— PASSAGE SHOWN —
Sometimes the problem with the algorithm is simple and one can identify what was wrong conceptually. The best outcome is that you understand the reason your idea cannot work. Often it is not the case, your idea does not work but you cannot figure out why. In that case keep in mind:

understanding why some idea cannot work can be more difficult that solving P vs. NP!

If you can formalize your idea enough you might be able to prove a limitations of particular ideas (e.g. there are results that say particular formalizations of greedy algorithm cannot solve NP-complete problems). However, it is even more difficult, and you do not have much chance if you have not read a standard complexity theory textbook.

Sometime there is not even a clear conceptual idea why the algorithm should work, i.e. it is based on some not well-understood heuristics. If you do not have a clear conceptual idea of why your algorithm should work then you might not have much chance in understanding why it does not!

Common problems with P$\neq$NP claims

Although most experts think P$\neq$NP is more likely than P=NP, such claims seems to be less common. The reason is that proving lower-bounds seems to be a harder task than designing algorithms (but often proving lower-bounds and upper-bounds are intrinsically related).

— WORK INSTRUCTIONS —
**1)** From the passage about P vs. NP claims, reproduce everything from "Sometimes the problem" down to "solving P vs. NP!".
**2)** Answer these questions using the passage about P vs. NP claims.
(a) What does the passage say can be more difficult than solving P vs. NP?
(b) Which outcome do most experts think is more likely?
(c) Why do claims that P≠NP seem to be less common?
**3)** Extend the passage about P vs. NP claims, starting after its last sentence.

— DATA EXTRACT —
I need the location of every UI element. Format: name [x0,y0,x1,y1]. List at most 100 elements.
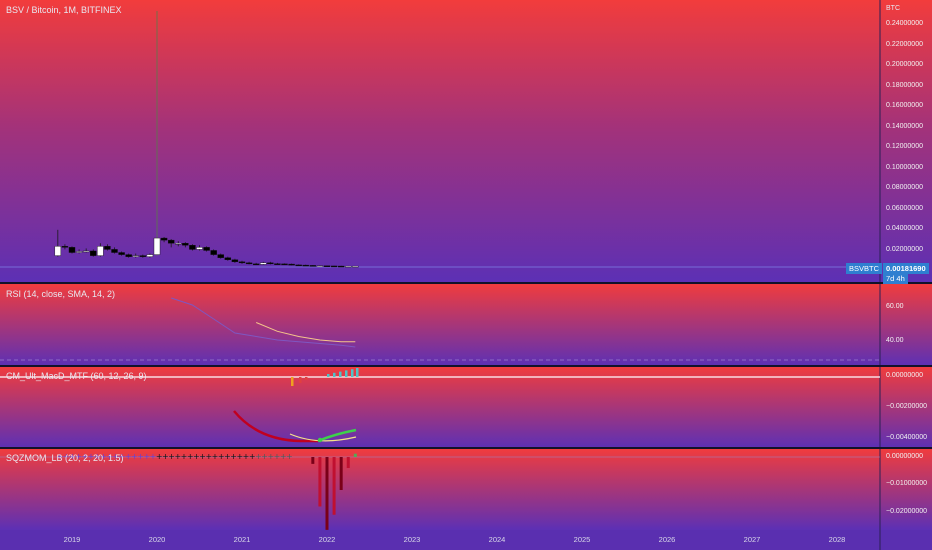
candle-body [160,237,168,241]
squeeze-dot: + [193,452,200,461]
macd-y-tick: −0.00400000 [886,434,928,441]
squeeze-dot: + [125,452,132,461]
macd-cross-dot [317,437,323,443]
candle-body [104,246,111,250]
x-tick: 2020 [148,535,166,544]
squeeze-dot: + [236,452,243,461]
sqz-title[interactable]: SQZMOM_LB (20, 2, 20, 1.5) [6,453,124,463]
y-tick: 0.16000000 [886,102,923,109]
macd-pane-bg [0,366,932,448]
rsi-y-tick: 40.00 [886,337,904,344]
squeeze-dot: + [218,452,225,461]
y-tick: 0.24000000 [886,20,923,27]
candle-body [295,264,302,267]
squeeze-dot: + [261,452,268,461]
squeeze-dot: + [174,452,181,461]
main-pane-bg [0,0,932,283]
candle-body [167,239,175,244]
rsi-series-line [171,297,356,348]
pane-separator[interactable] [0,282,932,284]
y-tick: 0.14000000 [886,123,923,130]
y-tick: 0.02000000 [886,246,923,253]
sqz-bar [346,457,350,468]
squeeze-dot: + [112,452,119,461]
candle-body [146,254,154,257]
macd-hist-bar [333,372,336,377]
chart-title[interactable]: BSV / Bitcoin, 1M, BITFINEX [6,5,122,15]
timeline-bg [0,530,932,550]
squeeze-dot: + [168,452,175,461]
squeeze-dot: + [75,452,82,461]
macd-line [233,410,318,443]
squeeze-dot: + [243,452,250,461]
squeeze-dot: + [181,452,188,461]
x-tick: 2019 [63,535,81,544]
candle-body [267,262,274,265]
rsi-y-tick: 60.00 [886,303,904,310]
squeeze-dot: + [230,452,237,461]
squeeze-dot: + [150,452,157,461]
pane-separator[interactable] [0,365,932,367]
candle-body [231,259,239,263]
x-tick: 2022 [318,535,336,544]
x-tick: 2023 [403,535,421,544]
rsi-title[interactable]: RSI (14, close, SMA, 14, 2) [6,289,116,299]
squeeze-dot: + [69,452,76,461]
sqz-y-tick: 0.00000000 [886,453,923,460]
macd-layer [233,368,359,443]
countdown-tag: 7d 4h [883,273,908,284]
squeeze-dot: + [249,452,256,461]
symbol-tag: BSVBTC [846,263,883,274]
candle-body [132,255,139,257]
squeeze-dot: + [162,452,169,461]
y-tick: 0.18000000 [886,82,923,89]
candle-body [196,247,203,250]
candle-body [316,265,324,267]
squeeze-dot: + [106,452,113,461]
candle-body [302,264,309,267]
candle-body [217,254,224,258]
currency-label: BTC [886,5,900,12]
squeeze-dot: + [205,452,212,461]
y-tick: 0.08000000 [886,184,923,191]
macd-hist-bar [291,377,294,386]
price-tag: 0.00181690 [883,263,929,274]
pane-separator[interactable] [0,447,932,449]
candle-body [210,250,217,255]
sqz-bar [353,453,357,457]
squeeze-dot: + [212,452,219,461]
macd-hist-bar [351,369,354,377]
squeeze-dot: + [267,452,274,461]
squeeze-dot: + [156,452,163,461]
y-tick: 0.06000000 [886,205,923,212]
candle-body [330,265,338,268]
macd-hist-bar [305,377,308,380]
y-tick: 0.22000000 [886,41,923,48]
candle-body [82,250,90,253]
squeeze-dot: + [137,452,144,461]
y-tick: 0.10000000 [886,164,923,171]
y-tick: 0.12000000 [886,143,923,150]
candle-body [175,243,182,245]
squeeze-dot: + [187,452,194,461]
x-tick: 2024 [488,535,506,544]
squeeze-dot: + [119,452,126,461]
sqz-layer: + + + + + + + + + + + + + + + + + + + + + + + + + + + + + + + + + + + + + + [57,452,357,530]
macd-y-tick: −0.00200000 [886,403,928,410]
sqz-bar [318,457,322,507]
macd-title[interactable]: CM_Ult_MacD_MTF (60, 12, 26, 9) [6,371,147,381]
candle-body [309,265,317,267]
sqz-y-tick: −0.01000000 [886,480,928,487]
squeeze-dot: + [100,452,107,461]
squeeze-dot: + [57,452,64,461]
macd-hist-bar [356,368,359,377]
candle-body [111,249,118,253]
candle-body [252,263,260,266]
rsi-layer [171,297,356,348]
squeeze-dot: + [199,452,206,461]
candle-body [288,263,295,266]
candle-body [68,247,76,253]
candle-body [54,246,62,256]
squeeze-dot: + [131,452,138,461]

— SET OF ANSWERS —
**1)**
Sometimes the problem with the algorithm is simple and one can identify what was wrong conceptually. The best outcome is that you understand the reason your idea cannot work. Often it is not the case, your idea does not work but you cannot figure out why. In that case keep in mind:

understanding why some idea cannot work can be more difficult that solving P vs. NP!

**2)**
(a) Understanding why some idea cannot work.
(b) P≠NP.
(c) Proving lower-bounds seems to be a harder task than designing algorithms.

**3)**
Issue 1: the author does not know the definition of P and NP, or even worse does not understand what is a mathematical proof. Because the author lacks basic mathematical training he does not understand when he is told what he is presenting is not a proof (e.g. the steps do not follow from previous ones).

Issue 2: the author confuses "we don't know how" with "mathematical impossibility". For example they make various unjustified assumptions and when asked "why this statement is true?" they reply "how can it be false?". One common one is to assume that any program solving the problem has to go throw particular steps, e.g. it has to compute particular intermediate values, because he cannot think of an alternative way of solving the problem.

[to be completed]

Signs that a P$\neq$NP argument is not correct

[to be written]

How to check your P$\neq$NP idea cannot work

If a claim does not suffer from these basic issues then rejecting it becomes more difficult. On the first level one can find an incorrect step in the argument. The typical response from the author is that I can fix it and this back and forth can go on. Similar to P=NP solutions it is often a very difficult to find a fundamental issue with an idea that can show it cannot work, particularly when the idea itself is informal.

In the best case, if we can formalizes the idea and identify the obstacle that shows the idea cannot work we have proven a new barrier result (this is how attempts to prove P$\neq$NP using circuit lower-bounds lead to the Natural Proofs barrier).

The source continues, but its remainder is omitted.